EXCERPTED PASSAGE:
** Start **

This morning we left Lisbon starting our grand tour of Portugal going east and northeast.  Our first destination was the World Heritage city of Evora.  

On our way to the city, we made a slight detour to visit the Cromoleque dos Almendres.  What is that you ask, well it is a site where hundreds of menhirs are assembled in a large circle reminiscent of the Stonehenge in Britain.  It dates back to the Chalcolithic era (2500-1800 BC) and was out in the middle of olive and cork trees.  It sure would be nice to know what exactly was happening here so long ago.  A little ways down the road, we walked a narrow path that led us to a single tall menhir planted in the ground.  I looked and looked but did not find Obelix or even Idefix which I though for sure would be there.  Oh well, maybe we will see him later on.

The city has been in existence for centuries, once lived in by Romans, Visigoths, Arabs, and Portuguese in succession.  It is a city almost completely surrounded by defensive walls built over the years with some of the houses built directly into the wall.  It is very well preserved.  At the top of the town, stands the Roman temple of Diana, which was actually not built for Diana but for the roman emperor and is remarkably well preserved for being so old.  To its side is the Castle of the Duque do Cadaval palace with its two remaining Towers (we chose not to visit this one).  

Behind the Roman Temple stands the Evora Cathedral which looks more like a fortified castle in some spots than a religious establishment.  It dates back to the early 13th century and is a classical example of the transition from the Romanesque to the Gothic style of architecture.  The main entrance is flanked by two medieval bell towers that look much more like defensive towers than what one expects of bell towers!  On each side of the door are some very nice sculptures of the Twelve Apostles.  On our visit of the interior, we went up to the Choir which is high above the main floor and vary richly decorated in wood carvings all around the seating area.  At the center stands a grandiose pulpit type topped by an angel (used for the very large song books).  We then climbed to the top of the cathedral and walked on the roof for some great views of the city with its magnificent buildings and extremely narrow streets.  Simply beautiful.

On our way back to the car, we stopped to say hello to my friend Obelix (those of you who know french comic books will understand) and discuss the Menhir he left behind.  The name of this little cafe was Obelix and they and they had him painted on the side of their company car. It was funny.  Our next stop outside the city walls was the Agua da Prata Aqueduct built in the 16th century to bring water from a spring some 9kms away.  We stopped there and had our picnic lunch before continuing our journey northwards.

** End **

DESCRIPTION OF THE TASK:
Rewrite the Portugal travel account from "This morning we" up to and including "him later on.", putting "almond" wherever "olive" appears.

PROVIDED MATERIAL:
** Start **

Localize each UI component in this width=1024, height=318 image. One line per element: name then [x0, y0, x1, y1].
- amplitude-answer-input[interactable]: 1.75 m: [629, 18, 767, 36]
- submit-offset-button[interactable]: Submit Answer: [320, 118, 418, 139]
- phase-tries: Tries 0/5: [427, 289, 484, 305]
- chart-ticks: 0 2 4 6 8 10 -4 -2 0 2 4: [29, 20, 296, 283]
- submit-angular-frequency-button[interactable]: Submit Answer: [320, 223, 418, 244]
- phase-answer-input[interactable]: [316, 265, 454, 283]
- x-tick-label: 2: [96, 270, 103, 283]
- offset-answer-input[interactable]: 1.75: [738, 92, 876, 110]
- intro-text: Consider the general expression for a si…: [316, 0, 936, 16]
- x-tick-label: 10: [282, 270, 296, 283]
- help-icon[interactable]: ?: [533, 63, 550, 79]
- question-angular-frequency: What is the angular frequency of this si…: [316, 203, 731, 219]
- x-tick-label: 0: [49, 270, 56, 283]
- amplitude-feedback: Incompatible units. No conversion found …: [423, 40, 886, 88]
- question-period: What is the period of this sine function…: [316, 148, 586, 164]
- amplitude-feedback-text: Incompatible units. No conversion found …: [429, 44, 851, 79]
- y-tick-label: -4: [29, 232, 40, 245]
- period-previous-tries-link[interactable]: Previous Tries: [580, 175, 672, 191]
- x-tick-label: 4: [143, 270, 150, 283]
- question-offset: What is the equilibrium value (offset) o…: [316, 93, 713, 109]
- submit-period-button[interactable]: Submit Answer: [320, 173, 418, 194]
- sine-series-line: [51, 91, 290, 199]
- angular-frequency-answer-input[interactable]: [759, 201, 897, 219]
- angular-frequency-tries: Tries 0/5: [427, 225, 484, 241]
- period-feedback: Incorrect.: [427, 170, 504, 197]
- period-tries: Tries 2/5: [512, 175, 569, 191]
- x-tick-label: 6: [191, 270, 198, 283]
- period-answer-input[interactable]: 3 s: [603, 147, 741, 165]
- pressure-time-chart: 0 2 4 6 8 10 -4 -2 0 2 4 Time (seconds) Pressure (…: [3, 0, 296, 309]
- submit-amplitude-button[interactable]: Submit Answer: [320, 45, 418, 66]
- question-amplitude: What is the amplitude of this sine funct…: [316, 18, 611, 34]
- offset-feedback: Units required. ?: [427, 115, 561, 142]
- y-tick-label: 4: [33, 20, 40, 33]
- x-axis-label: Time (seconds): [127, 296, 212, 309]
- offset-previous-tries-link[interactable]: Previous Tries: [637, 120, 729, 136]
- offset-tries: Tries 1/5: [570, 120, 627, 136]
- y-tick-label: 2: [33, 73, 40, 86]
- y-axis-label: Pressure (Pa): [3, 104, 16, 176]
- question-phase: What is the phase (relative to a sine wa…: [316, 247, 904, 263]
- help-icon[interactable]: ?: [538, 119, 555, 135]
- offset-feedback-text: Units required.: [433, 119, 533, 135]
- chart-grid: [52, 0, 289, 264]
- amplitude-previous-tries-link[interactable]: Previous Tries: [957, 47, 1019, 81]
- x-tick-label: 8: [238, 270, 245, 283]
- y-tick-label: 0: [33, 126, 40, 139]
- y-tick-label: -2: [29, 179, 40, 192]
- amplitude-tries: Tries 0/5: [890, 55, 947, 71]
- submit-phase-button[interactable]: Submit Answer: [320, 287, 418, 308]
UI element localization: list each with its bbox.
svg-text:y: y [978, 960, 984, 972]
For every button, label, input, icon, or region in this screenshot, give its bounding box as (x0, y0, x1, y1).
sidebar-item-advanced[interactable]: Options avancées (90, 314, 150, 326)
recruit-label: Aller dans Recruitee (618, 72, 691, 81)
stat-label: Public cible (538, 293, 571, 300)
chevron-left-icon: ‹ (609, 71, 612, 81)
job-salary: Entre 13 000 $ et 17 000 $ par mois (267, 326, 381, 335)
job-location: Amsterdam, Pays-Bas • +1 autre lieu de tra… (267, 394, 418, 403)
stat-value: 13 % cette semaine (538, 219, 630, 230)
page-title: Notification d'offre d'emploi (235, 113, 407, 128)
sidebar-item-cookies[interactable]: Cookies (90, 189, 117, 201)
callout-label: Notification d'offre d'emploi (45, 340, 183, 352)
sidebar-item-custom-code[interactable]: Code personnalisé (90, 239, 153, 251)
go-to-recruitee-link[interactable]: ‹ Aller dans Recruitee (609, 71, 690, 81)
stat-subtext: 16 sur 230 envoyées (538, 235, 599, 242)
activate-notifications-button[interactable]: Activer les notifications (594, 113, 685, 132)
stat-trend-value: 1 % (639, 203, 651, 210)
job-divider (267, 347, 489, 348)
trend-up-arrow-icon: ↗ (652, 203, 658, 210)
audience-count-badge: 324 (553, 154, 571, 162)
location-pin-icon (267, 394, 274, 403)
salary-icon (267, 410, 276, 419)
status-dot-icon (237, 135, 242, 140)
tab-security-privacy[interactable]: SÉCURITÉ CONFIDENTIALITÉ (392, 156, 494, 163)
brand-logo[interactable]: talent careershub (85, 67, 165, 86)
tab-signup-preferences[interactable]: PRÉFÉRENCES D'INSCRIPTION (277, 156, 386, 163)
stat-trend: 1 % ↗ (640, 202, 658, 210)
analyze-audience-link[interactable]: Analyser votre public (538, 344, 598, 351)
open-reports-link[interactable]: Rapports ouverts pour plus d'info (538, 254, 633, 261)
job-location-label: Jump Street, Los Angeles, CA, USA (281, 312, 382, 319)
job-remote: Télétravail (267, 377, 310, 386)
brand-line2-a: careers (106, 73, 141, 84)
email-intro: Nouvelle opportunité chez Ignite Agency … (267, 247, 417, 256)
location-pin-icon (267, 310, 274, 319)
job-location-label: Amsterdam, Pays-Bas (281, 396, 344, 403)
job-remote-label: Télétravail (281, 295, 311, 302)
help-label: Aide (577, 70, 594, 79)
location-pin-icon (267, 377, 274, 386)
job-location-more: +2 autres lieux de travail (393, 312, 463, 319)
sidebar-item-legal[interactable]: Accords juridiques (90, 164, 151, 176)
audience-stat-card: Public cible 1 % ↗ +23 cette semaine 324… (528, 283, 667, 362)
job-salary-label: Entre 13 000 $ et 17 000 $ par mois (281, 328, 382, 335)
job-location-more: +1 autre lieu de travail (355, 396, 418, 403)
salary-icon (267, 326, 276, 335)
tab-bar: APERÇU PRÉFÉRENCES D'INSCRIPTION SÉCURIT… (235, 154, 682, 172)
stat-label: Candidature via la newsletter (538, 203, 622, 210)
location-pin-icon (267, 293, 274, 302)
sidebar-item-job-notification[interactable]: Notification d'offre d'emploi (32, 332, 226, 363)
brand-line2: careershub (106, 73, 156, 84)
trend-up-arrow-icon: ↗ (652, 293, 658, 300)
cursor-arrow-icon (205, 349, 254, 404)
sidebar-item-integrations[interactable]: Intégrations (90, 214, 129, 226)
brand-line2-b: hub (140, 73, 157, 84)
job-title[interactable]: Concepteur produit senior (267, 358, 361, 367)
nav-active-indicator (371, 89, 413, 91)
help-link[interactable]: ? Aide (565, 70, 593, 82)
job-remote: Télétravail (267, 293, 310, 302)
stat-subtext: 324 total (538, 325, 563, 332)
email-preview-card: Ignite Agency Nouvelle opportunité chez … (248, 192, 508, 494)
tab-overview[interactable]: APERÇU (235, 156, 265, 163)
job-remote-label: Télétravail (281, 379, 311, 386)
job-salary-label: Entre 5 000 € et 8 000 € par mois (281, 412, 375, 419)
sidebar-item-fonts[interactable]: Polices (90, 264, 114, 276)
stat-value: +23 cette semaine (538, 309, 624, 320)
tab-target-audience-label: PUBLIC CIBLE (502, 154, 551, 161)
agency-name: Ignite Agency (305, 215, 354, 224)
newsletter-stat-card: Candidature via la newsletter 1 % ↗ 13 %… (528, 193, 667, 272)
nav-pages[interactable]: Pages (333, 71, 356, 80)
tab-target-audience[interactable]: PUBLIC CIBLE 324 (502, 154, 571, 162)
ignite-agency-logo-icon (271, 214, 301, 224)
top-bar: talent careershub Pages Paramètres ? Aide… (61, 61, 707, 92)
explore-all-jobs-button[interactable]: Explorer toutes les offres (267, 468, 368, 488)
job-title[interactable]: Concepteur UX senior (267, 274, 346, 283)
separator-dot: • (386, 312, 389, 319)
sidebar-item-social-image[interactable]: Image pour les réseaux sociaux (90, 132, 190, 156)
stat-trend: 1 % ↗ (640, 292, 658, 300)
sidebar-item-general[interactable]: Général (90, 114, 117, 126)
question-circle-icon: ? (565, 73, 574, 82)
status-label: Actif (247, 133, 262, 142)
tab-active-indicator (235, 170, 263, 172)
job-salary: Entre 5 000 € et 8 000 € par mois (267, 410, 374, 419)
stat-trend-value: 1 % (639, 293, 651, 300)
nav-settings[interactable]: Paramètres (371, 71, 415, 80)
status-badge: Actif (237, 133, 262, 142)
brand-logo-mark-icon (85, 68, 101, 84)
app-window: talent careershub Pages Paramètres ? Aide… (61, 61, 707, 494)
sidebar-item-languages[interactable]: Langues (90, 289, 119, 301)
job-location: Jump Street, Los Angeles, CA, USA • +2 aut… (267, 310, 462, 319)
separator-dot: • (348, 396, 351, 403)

** End **

RESULT:
This morning we left Lisbon starting our grand tour of Portugal going east and northeast.  Our first destination was the World Heritage city of Evora.  

On our way to the city, we made a slight detour to visit the Cromoleque dos Almendres.  What is that you ask, well it is a site where hundreds of menhirs are assembled in a large circle reminiscent of the Stonehenge in Britain.  It dates back to the Chalcolithic era (2500-1800 BC) and was out in the middle of almond and cork trees.  It sure would be nice to know what exactly was happening here so long ago.  A little ways down the road, we walked a narrow path that led us to a single tall menhir planted in the ground.  I looked and looked but did not find Obelix or even Idefix which I though for sure would be there.  Oh well, maybe we will see him later on.